Goal: Pick out each line of the records in which the word "screenshot" appears.

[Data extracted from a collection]
— start —
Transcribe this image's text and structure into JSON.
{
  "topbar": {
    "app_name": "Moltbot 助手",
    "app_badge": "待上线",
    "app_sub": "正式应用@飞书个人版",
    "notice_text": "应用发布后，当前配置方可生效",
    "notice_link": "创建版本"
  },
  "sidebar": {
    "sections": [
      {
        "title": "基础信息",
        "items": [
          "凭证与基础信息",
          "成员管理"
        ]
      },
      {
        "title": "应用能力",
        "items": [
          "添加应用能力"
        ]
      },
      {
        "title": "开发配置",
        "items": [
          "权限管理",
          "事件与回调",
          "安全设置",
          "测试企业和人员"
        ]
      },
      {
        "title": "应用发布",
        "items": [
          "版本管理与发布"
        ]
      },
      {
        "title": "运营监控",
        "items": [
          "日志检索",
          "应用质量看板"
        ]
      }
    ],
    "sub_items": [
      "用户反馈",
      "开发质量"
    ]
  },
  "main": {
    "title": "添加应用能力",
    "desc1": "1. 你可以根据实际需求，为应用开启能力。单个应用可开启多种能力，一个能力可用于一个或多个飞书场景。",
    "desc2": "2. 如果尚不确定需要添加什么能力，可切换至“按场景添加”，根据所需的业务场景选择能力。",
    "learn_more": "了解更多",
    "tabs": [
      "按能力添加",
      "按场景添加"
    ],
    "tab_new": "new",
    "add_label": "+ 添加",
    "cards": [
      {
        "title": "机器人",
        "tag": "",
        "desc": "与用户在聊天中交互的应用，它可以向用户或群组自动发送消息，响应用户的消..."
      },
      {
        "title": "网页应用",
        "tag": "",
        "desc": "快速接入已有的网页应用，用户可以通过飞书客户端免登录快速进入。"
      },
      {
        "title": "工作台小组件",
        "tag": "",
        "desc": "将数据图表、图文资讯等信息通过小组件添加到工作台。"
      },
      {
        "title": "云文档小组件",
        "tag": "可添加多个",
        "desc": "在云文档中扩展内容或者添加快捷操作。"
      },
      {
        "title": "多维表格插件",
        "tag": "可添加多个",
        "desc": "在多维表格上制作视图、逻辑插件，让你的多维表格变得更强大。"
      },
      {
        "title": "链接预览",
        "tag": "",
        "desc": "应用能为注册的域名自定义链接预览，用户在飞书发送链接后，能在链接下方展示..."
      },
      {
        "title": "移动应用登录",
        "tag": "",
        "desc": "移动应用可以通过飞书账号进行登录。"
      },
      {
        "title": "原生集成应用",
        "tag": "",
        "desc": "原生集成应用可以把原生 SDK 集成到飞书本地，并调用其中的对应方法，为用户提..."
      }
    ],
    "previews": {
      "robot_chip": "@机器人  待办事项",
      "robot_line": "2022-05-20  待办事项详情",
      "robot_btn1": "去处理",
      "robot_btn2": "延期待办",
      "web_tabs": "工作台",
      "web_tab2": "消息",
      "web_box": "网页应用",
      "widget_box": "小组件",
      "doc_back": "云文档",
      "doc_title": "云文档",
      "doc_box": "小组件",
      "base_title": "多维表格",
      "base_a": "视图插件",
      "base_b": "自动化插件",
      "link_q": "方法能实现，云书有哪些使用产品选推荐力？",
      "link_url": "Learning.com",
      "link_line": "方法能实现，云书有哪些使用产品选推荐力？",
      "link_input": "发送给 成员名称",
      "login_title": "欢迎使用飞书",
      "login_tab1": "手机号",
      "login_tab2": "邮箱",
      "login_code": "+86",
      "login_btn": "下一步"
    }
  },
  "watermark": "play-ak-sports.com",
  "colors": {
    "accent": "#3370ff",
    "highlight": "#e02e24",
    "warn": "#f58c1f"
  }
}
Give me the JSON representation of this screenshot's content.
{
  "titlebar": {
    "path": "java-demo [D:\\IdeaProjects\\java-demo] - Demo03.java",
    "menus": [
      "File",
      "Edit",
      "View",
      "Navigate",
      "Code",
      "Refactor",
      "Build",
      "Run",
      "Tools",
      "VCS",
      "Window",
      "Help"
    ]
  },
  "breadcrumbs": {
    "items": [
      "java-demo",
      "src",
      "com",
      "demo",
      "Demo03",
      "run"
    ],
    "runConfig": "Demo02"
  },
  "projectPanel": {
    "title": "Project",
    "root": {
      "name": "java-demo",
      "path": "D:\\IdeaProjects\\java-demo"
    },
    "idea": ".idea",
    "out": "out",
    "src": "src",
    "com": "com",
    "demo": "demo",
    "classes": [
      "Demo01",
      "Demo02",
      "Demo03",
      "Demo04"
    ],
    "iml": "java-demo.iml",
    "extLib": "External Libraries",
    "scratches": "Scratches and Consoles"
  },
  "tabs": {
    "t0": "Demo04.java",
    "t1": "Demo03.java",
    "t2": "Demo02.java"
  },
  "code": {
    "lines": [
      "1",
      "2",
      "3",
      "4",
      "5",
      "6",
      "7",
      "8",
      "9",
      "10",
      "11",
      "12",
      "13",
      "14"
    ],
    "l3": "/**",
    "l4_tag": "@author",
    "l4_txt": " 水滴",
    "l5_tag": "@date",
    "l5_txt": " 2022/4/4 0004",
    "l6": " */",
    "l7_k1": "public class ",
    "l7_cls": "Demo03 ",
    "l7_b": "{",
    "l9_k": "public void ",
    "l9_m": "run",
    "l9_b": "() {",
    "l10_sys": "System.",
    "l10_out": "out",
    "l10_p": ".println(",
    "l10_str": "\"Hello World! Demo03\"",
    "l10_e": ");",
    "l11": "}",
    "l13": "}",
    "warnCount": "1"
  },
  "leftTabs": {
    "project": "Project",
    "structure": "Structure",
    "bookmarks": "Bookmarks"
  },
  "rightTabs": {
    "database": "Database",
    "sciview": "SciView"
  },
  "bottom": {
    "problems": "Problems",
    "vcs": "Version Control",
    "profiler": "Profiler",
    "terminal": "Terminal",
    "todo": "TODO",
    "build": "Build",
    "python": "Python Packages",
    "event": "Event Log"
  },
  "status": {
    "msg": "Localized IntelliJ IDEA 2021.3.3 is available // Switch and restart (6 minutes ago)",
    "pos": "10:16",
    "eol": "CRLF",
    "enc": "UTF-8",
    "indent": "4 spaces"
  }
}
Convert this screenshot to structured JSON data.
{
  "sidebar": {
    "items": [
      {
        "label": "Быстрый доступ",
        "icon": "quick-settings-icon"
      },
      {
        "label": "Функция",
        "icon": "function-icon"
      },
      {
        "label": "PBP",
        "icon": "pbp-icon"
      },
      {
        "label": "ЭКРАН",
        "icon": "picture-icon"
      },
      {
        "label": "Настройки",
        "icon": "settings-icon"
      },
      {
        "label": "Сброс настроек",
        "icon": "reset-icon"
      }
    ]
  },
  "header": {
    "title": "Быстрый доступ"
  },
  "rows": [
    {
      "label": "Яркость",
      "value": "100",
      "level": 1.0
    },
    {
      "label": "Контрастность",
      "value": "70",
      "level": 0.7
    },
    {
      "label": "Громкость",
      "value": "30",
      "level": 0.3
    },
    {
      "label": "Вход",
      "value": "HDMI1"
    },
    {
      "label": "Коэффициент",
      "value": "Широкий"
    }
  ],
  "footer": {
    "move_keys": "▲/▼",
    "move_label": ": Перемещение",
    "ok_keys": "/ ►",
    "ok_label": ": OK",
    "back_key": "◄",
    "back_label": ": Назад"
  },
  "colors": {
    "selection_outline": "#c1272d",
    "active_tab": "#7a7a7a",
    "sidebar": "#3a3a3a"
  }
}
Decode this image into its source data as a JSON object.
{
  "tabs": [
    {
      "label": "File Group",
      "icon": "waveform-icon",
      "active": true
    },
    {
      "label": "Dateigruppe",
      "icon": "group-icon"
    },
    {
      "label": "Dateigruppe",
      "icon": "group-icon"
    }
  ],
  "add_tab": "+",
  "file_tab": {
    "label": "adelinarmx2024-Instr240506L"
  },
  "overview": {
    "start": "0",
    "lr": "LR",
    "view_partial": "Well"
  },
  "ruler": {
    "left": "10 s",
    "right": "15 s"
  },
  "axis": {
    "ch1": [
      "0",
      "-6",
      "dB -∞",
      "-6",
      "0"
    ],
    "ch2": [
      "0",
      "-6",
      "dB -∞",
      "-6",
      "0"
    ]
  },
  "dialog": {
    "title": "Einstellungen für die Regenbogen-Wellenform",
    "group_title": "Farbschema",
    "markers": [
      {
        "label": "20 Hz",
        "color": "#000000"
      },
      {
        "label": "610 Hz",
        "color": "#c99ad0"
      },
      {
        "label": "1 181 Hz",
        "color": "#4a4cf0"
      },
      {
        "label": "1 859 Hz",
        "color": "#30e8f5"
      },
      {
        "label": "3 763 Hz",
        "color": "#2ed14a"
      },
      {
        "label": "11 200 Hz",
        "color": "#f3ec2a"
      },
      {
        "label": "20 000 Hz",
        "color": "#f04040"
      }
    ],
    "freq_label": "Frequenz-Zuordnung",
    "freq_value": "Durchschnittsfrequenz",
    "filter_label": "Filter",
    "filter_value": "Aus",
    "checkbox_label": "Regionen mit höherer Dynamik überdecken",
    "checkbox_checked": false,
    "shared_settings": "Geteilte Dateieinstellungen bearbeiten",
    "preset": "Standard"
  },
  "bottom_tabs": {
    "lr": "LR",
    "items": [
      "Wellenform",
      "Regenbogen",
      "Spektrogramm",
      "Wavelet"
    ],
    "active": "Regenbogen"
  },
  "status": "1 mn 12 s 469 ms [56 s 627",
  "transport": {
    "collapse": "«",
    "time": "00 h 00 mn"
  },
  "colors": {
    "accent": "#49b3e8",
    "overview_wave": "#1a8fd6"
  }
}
— end —
Correct output:
Give me the JSON representation of this screenshot's content.
Convert this screenshot to structured JSON data.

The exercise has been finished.